_Records supplied:_
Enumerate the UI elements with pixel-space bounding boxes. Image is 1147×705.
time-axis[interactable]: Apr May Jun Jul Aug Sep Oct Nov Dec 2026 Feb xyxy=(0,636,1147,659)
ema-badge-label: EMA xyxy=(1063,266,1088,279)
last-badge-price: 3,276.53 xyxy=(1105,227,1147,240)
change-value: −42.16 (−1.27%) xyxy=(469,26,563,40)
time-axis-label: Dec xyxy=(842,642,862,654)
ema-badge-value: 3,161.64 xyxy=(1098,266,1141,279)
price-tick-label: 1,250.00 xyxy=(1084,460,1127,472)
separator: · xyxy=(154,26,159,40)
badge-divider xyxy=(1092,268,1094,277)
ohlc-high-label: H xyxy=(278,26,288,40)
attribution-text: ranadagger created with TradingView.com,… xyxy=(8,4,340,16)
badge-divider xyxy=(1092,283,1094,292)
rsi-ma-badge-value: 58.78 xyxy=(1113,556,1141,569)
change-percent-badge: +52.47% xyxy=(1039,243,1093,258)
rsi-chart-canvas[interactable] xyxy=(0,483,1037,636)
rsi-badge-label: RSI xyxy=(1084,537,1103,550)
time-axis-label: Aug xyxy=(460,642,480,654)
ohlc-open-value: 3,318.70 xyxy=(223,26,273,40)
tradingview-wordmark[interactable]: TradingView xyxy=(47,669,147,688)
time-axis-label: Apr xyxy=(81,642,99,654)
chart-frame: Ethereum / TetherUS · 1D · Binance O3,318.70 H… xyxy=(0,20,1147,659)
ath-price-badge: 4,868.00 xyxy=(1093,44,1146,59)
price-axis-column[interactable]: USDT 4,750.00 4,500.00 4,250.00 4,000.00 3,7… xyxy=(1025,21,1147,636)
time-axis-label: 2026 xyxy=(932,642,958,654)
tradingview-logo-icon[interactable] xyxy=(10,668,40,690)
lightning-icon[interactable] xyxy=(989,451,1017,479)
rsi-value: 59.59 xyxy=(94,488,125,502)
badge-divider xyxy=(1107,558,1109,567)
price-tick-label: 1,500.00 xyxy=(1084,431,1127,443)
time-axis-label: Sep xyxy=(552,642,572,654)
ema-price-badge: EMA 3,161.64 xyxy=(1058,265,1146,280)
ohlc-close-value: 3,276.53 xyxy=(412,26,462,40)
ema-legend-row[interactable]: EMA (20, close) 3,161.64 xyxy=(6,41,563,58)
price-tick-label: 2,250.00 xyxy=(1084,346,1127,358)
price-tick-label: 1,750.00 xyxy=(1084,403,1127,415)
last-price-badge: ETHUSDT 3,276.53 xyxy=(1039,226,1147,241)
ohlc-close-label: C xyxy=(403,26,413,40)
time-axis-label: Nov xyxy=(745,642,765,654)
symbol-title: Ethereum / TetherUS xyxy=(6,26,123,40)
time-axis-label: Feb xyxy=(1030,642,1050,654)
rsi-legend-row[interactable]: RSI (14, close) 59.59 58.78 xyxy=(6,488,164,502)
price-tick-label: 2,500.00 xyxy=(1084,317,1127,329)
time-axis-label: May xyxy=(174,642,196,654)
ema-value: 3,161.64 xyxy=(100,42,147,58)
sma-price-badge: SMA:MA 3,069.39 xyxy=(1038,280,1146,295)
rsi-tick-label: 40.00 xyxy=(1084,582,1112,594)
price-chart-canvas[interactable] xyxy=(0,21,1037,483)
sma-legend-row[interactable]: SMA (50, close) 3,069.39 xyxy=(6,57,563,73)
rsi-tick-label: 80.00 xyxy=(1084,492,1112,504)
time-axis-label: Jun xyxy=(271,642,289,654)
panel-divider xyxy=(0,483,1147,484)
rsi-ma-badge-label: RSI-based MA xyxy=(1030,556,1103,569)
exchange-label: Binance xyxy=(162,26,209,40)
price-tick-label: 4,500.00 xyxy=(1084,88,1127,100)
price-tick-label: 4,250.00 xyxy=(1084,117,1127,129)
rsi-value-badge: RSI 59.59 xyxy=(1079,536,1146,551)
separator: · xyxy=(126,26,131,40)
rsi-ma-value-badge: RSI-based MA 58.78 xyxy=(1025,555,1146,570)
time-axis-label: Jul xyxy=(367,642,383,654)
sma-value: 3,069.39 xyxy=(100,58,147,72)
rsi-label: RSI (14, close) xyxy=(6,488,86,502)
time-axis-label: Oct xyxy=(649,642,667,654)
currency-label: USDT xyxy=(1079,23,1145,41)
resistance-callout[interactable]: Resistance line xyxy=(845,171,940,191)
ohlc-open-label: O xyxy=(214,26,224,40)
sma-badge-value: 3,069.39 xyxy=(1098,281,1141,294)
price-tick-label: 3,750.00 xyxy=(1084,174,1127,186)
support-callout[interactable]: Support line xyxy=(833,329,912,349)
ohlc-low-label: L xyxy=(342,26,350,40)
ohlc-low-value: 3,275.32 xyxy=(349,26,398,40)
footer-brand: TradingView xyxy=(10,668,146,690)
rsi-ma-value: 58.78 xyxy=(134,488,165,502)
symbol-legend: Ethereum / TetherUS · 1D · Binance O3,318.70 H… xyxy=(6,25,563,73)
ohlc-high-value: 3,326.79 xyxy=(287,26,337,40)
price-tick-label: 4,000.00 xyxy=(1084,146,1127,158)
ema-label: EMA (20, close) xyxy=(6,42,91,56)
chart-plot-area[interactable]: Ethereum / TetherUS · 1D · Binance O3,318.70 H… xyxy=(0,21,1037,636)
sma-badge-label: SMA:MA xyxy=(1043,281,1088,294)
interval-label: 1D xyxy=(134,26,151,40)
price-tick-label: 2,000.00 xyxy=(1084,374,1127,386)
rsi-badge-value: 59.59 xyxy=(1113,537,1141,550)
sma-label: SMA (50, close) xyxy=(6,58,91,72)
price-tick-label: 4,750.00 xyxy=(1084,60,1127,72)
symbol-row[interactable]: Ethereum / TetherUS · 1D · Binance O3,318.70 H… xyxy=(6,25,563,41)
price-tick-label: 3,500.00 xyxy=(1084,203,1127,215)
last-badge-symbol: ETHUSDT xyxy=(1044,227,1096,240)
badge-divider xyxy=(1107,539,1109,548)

_Problem:_ Return every line from the material above that contains the string "last". Case counts.

_Correct answer:_
last-badge-price: 3,276.53 xyxy=(1105,227,1147,240)
last-price-badge: ETHUSDT 3,276.53 xyxy=(1039,226,1147,241)
last-badge-symbol: ETHUSDT xyxy=(1044,227,1096,240)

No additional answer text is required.